Exercise objective
Make an exact copy of the lines below.

Extracted material
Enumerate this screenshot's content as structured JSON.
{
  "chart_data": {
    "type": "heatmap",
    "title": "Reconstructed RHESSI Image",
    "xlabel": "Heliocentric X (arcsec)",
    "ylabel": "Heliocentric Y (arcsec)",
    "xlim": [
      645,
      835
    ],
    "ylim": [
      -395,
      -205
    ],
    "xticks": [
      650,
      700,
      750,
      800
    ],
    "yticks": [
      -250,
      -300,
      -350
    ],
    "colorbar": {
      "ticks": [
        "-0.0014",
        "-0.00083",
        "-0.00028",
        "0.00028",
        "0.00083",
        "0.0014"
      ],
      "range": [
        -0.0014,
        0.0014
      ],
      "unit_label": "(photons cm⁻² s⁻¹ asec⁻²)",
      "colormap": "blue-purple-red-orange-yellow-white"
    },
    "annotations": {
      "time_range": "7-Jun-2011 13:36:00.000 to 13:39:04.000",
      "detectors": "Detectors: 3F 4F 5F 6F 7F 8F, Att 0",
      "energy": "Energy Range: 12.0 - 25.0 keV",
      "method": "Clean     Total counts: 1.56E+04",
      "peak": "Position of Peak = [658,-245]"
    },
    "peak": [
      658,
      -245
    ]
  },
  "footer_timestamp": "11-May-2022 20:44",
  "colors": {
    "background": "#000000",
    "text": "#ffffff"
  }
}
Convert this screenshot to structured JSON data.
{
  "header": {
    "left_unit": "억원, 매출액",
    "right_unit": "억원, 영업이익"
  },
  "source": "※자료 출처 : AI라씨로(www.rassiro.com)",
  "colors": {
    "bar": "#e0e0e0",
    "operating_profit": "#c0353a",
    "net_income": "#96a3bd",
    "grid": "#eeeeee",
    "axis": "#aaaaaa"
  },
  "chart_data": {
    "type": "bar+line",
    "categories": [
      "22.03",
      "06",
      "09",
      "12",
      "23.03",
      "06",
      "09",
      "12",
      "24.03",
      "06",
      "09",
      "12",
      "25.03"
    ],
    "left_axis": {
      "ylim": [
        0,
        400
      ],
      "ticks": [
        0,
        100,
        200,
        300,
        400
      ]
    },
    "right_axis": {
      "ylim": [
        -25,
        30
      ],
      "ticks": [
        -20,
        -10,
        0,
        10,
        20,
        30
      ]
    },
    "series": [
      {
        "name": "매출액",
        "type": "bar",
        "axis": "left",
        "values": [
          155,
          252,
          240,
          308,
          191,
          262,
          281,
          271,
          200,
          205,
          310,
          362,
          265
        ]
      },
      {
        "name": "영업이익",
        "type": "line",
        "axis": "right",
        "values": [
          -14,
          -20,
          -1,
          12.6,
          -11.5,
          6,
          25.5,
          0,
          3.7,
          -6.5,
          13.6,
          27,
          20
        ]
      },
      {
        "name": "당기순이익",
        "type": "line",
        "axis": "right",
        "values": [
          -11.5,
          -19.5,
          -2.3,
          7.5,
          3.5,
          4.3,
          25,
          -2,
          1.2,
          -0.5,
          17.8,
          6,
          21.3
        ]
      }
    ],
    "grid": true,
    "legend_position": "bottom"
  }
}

Right answer
Enumerate this screenshot's content as structured JSON.
{
  "chart_data": {
    "type": "heatmap",
    "title": "Reconstructed RHESSI Image",
    "xlabel": "Heliocentric X (arcsec)",
    "ylabel": "Heliocentric Y (arcsec)",
    "xlim": [
      645,
      835
    ],
    "ylim": [
      -395,
      -205
    ],
    "xticks": [
      650,
      700,
      750,
      800
    ],
    "yticks": [
      -250,
      -300,
      -350
    ],
    "colorbar": {
      "ticks": [
        "-0.0014",
        "-0.00083",
        "-0.00028",
        "0.00028",
        "0.00083",
        "0.0014"
      ],
      "range": [
        -0.0014,
        0.0014
      ],
      "unit_label": "(photons cm⁻² s⁻¹ asec⁻²)",
      "colormap": "blue-purple-red-orange-yellow-white"
    },
    "annotations": {
      "time_range": "7-Jun-2011 13:36:00.000 to 13:39:04.000",
      "detectors": "Detectors: 3F 4F 5F 6F 7F 8F, Att 0",
      "energy": "Energy Range: 12.0 - 25.0 keV",
      "method": "Clean     Total counts: 1.56E+04",
      "peak": "Position of Peak = [658,-245]"
    },
    "peak": [
      658,
      -245
    ]
  },
  "footer_timestamp": "11-May-2022 20:44",
  "colors": {
    "background": "#000000",
    "text": "#ffffff"
  }
}
Convert this screenshot to structured JSON data.
{
  "header": {
    "left_unit": "억원, 매출액",
    "right_unit": "억원, 영업이익"
  },
  "source": "※자료 출처 : AI라씨로(www.rassiro.com)",
  "colors": {
    "bar": "#e0e0e0",
    "operating_profit": "#c0353a",
    "net_income": "#96a3bd",
    "grid": "#eeeeee",
    "axis": "#aaaaaa"
  },
  "chart_data": {
    "type": "bar+line",
    "categories": [
      "22.03",
      "06",
      "09",
      "12",
      "23.03",
      "06",
      "09",
      "12",
      "24.03",
      "06",
      "09",
      "12",
      "25.03"
    ],
    "left_axis": {
      "ylim": [
        0,
        400
      ],
      "ticks": [
        0,
        100,
        200,
        300,
        400
      ]
    },
    "right_axis": {
      "ylim": [
        -25,
        30
      ],
      "ticks": [
        -20,
        -10,
        0,
        10,
        20,
        30
      ]
    },
    "series": [
      {
        "name": "매출액",
        "type": "bar",
        "axis": "left",
        "values": [
          155,
          252,
          240,
          308,
          191,
          262,
          281,
          271,
          200,
          205,
          310,
          362,
          265
        ]
      },
      {
        "name": "영업이익",
        "type": "line",
        "axis": "right",
        "values": [
          -14,
          -20,
          -1,
          12.6,
          -11.5,
          6,
          25.5,
          0,
          3.7,
          -6.5,
          13.6,
          27,
          20
        ]
      },
      {
        "name": "당기순이익",
        "type": "line",
        "axis": "right",
        "values": [
          -11.5,
          -19.5,
          -2.3,
          7.5,
          3.5,
          4.3,
          25,
          -2,
          1.2,
          -0.5,
          17.8,
          6,
          21.3
        ]
      }
    ],
    "grid": true,
    "legend_position": "bottom"
  }
}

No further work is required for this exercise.